Start Exercise data

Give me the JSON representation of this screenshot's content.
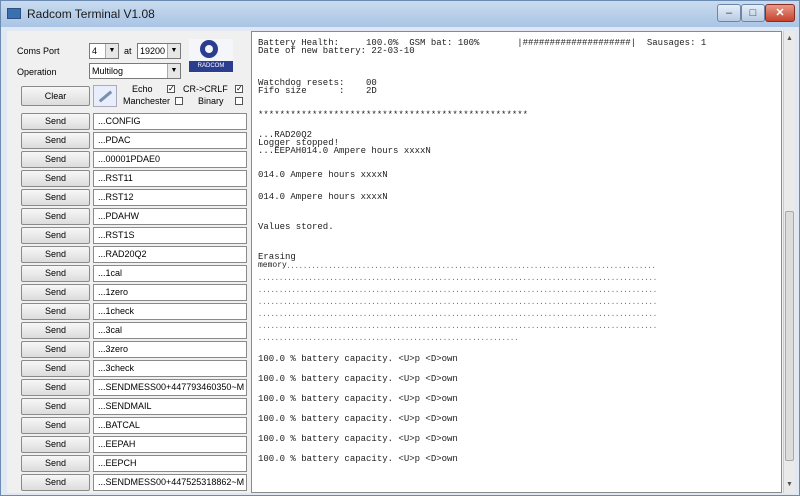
{
  "window": {
    "title": "Radcom Terminal V1.08"
  },
  "controls": {
    "coms_port_label": "Coms Port",
    "port_value": "4",
    "at_label": "at",
    "baud_value": "19200",
    "operation_label": "Operation",
    "operation_value": "Multilog",
    "clear_label": "Clear",
    "echo_label": "Echo",
    "crlf_label": "CR->CRLF",
    "manchester_label": "Manchester",
    "binary_label": "Binary",
    "logo_text": "RADCOM"
  },
  "send_label": "Send",
  "commands": [
    "...CONFIG",
    "...PDAC",
    "...00001PDAE0",
    "...RST11",
    "...RST12",
    "...PDAHW",
    "...RST1S",
    "...RAD20Q2",
    "...1cal",
    "...1zero",
    "...1check",
    "...3cal",
    "...3zero",
    "...3check",
    "...SENDMESS00+447793460350~M",
    "...SENDMAIL",
    "...BATCAL",
    "...EEPAH",
    "...EEPCH",
    "...SENDMESS00+447525318862~M"
  ],
  "terminal": {
    "lines": [
      "Battery Health:     100.0%  GSM bat: 100%       |####################|  Sausages: 1",
      "Date of new battery: 22-03-10",
      "Watchdog resets:    00",
      "Fifo size      :    2D",
      "**************************************************",
      "...RAD20Q2",
      "Logger stopped!",
      "...EEPAH014.0 Ampere hours xxxxN",
      "014.0 Ampere hours xxxxN",
      "014.0 Ampere hours xxxxN",
      "Values stored.",
      "Erasing",
      "memory",
      "100.0 % battery capacity. <U>p <D>own",
      "100.0 % battery capacity. <U>p <D>own",
      "100.0 % battery capacity. <U>p <D>own",
      "100.0 % battery capacity. <U>p <D>own",
      "100.0 % battery capacity. <U>p <D>own",
      "100.0 % battery capacity. <U>p <D>own"
    ]
  }
}
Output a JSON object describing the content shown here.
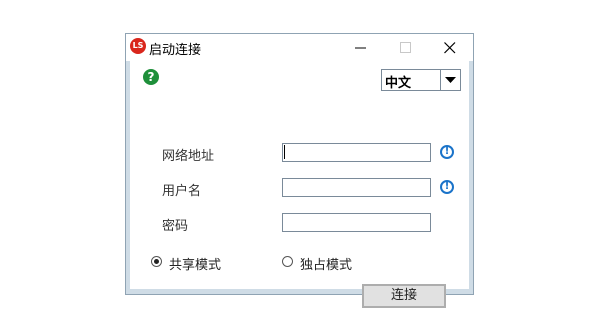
{
  "window": {
    "title": "启动连接",
    "app_icon_text": "LS"
  },
  "header": {
    "help_icon": "?",
    "language": {
      "selected": "中文"
    }
  },
  "form": {
    "address_label": "网络地址",
    "address_value": "",
    "username_label": "用户名",
    "username_value": "",
    "password_label": "密码",
    "password_value": "",
    "info_icon": "!"
  },
  "mode": {
    "shared_label": "共享模式",
    "exclusive_label": "独占模式",
    "selected": "shared"
  },
  "actions": {
    "connect_label": "连接"
  },
  "colors": {
    "help_green": "#1e8f3a",
    "info_blue": "#1a73c9",
    "app_red": "#d9261c"
  }
}
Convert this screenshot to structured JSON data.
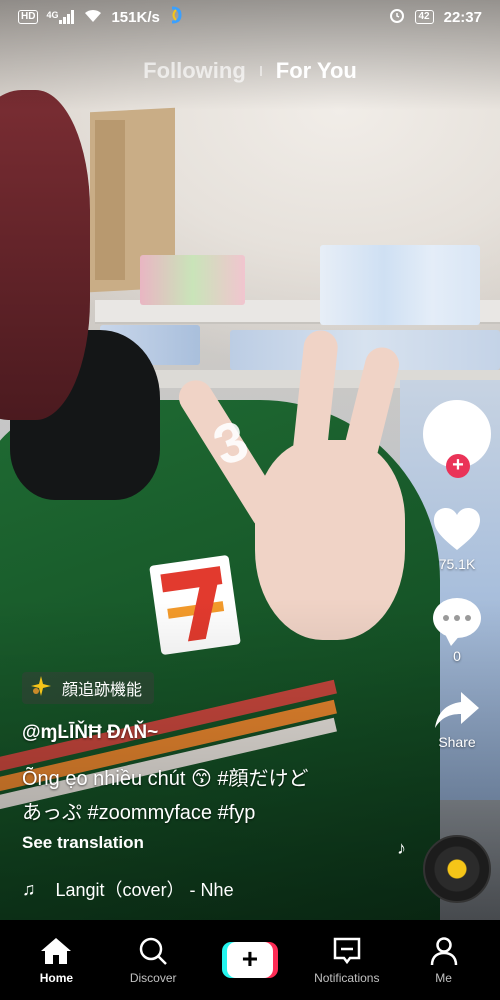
{
  "status_bar": {
    "hd": "HD",
    "network": "4G",
    "speed": "151K/s",
    "battery": "42",
    "time": "22:37"
  },
  "top_tabs": {
    "following": "Following",
    "for_you": "For You"
  },
  "overlay_text": "3",
  "actions": {
    "likes": "75.1K",
    "comments": "0",
    "share": "Share"
  },
  "effect": {
    "icon": "sparkle-icon",
    "label": "顔追跡機能"
  },
  "post": {
    "username": "@ɱĿĪŇĦ ĐΛŇ~",
    "caption_line1": "Õng ẹo nhiều chút 😙 #顔だけど",
    "caption_line2": "あっぷ #zoommyface #fyp",
    "see_translation": "See translation",
    "music": "Langit（cover） - Nhe"
  },
  "bottom_nav": [
    {
      "label": "Home",
      "icon": "home-icon",
      "active": true
    },
    {
      "label": "Discover",
      "icon": "search-icon",
      "active": false
    },
    {
      "label": "",
      "icon": "create-icon",
      "active": false
    },
    {
      "label": "Notifications",
      "icon": "inbox-icon",
      "active": false
    },
    {
      "label": "Me",
      "icon": "profile-icon",
      "active": false
    }
  ],
  "colors": {
    "accent_red": "#fe2c55",
    "accent_cyan": "#25f4ee",
    "follow_plus": "#ea3358"
  }
}
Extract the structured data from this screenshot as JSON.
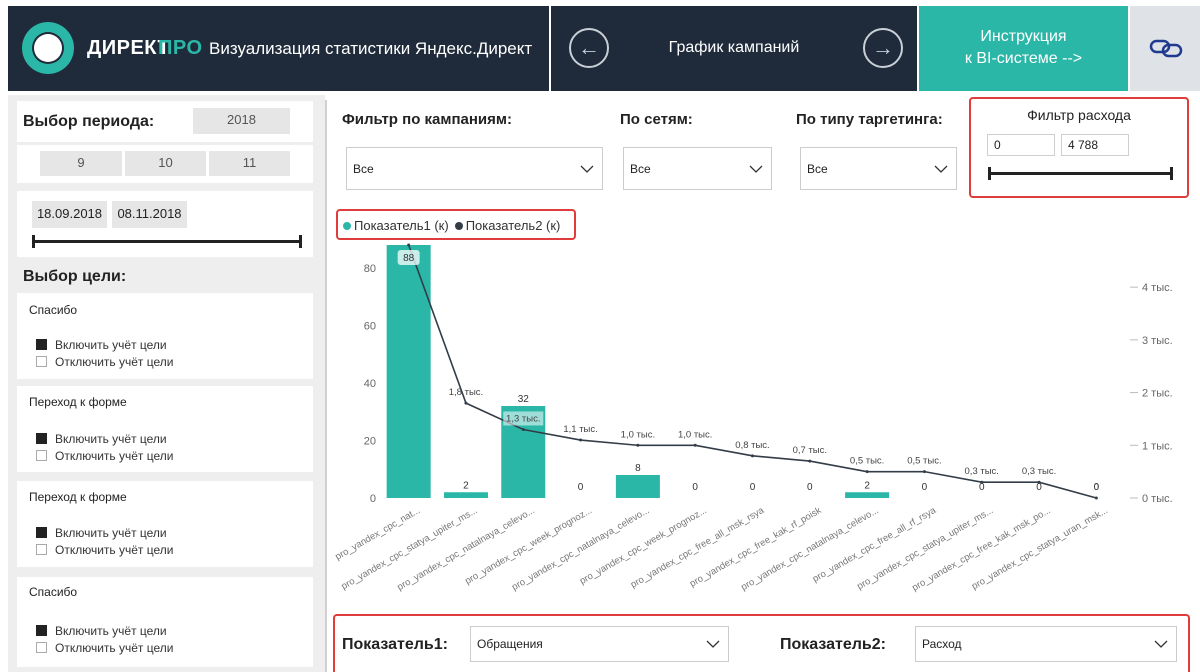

End Exercise data

Exclude all images and restate the records above word for word.

## Response to this exercise
Give me the JSON representation of this screenshot's content.
{
  "window": {
    "title": "Radcom Terminal V1.08"
  },
  "controls": {
    "coms_port_label": "Coms Port",
    "port_value": "4",
    "at_label": "at",
    "baud_value": "19200",
    "operation_label": "Operation",
    "operation_value": "Multilog",
    "clear_label": "Clear",
    "echo_label": "Echo",
    "crlf_label": "CR->CRLF",
    "manchester_label": "Manchester",
    "binary_label": "Binary",
    "logo_text": "RADCOM"
  },
  "send_label": "Send",
  "commands": [
    "...CONFIG",
    "...PDAC",
    "...00001PDAE0",
    "...RST11",
    "...RST12",
    "...PDAHW",
    "...RST1S",
    "...RAD20Q2",
    "...1cal",
    "...1zero",
    "...1check",
    "...3cal",
    "...3zero",
    "...3check",
    "...SENDMESS00+447793460350~M",
    "...SENDMAIL",
    "...BATCAL",
    "...EEPAH",
    "...EEPCH",
    "...SENDMESS00+447525318862~M"
  ],
  "terminal": {
    "lines": [
      "Battery Health:     100.0%  GSM bat: 100%       |####################|  Sausages: 1",
      "Date of new battery: 22-03-10",
      "Watchdog resets:    00",
      "Fifo size      :    2D",
      "**************************************************",
      "...RAD20Q2",
      "Logger stopped!",
      "...EEPAH014.0 Ampere hours xxxxN",
      "014.0 Ampere hours xxxxN",
      "014.0 Ampere hours xxxxN",
      "Values stored.",
      "Erasing",
      "memory",
      "100.0 % battery capacity. <U>p <D>own",
      "100.0 % battery capacity. <U>p <D>own",
      "100.0 % battery capacity. <U>p <D>own",
      "100.0 % battery capacity. <U>p <D>own",
      "100.0 % battery capacity. <U>p <D>own",
      "100.0 % battery capacity. <U>p <D>own"
    ]
  }
}
Output a JSON object describing the content shown here.
{
  "window": {
    "title": "启动连接",
    "app_icon_text": "LS"
  },
  "header": {
    "help_icon": "?",
    "language": {
      "selected": "中文"
    }
  },
  "form": {
    "address_label": "网络地址",
    "address_value": "",
    "username_label": "用户名",
    "username_value": "",
    "password_label": "密码",
    "password_value": "",
    "info_icon": "!"
  },
  "mode": {
    "shared_label": "共享模式",
    "exclusive_label": "独占模式",
    "selected": "shared"
  },
  "actions": {
    "connect_label": "连接"
  },
  "colors": {
    "help_green": "#1e8f3a",
    "info_blue": "#1a73c9",
    "app_red": "#d9261c"
  }
}
Convert this screenshot to structured JSON data.
{
  "status_bar": {
    "hd": "HD",
    "network": "4G",
    "speed": "151K/s",
    "battery": "42",
    "time": "22:37"
  },
  "top_tabs": {
    "following": "Following",
    "for_you": "For You"
  },
  "overlay_text": "3",
  "actions": {
    "likes": "75.1K",
    "comments": "0",
    "share": "Share"
  },
  "effect": {
    "icon": "sparkle-icon",
    "label": "顔追跡機能"
  },
  "post": {
    "username": "@ɱĿĪŇĦ ĐΛŇ~",
    "caption_line1": "Õng ẹo nhiều chút 😙 #顔だけど",
    "caption_line2": "あっぷ #zoommyface #fyp",
    "see_translation": "See translation",
    "music": "Langit（cover） - Nhe"
  },
  "bottom_nav": [
    {
      "label": "Home",
      "icon": "home-icon",
      "active": true
    },
    {
      "label": "Discover",
      "icon": "search-icon",
      "active": false
    },
    {
      "label": "",
      "icon": "create-icon",
      "active": false
    },
    {
      "label": "Notifications",
      "icon": "inbox-icon",
      "active": false
    },
    {
      "label": "Me",
      "icon": "profile-icon",
      "active": false
    }
  ],
  "colors": {
    "accent_red": "#fe2c55",
    "accent_cyan": "#25f4ee",
    "follow_plus": "#ea3358"
  }
}
Extract the structured data from this screenshot as JSON.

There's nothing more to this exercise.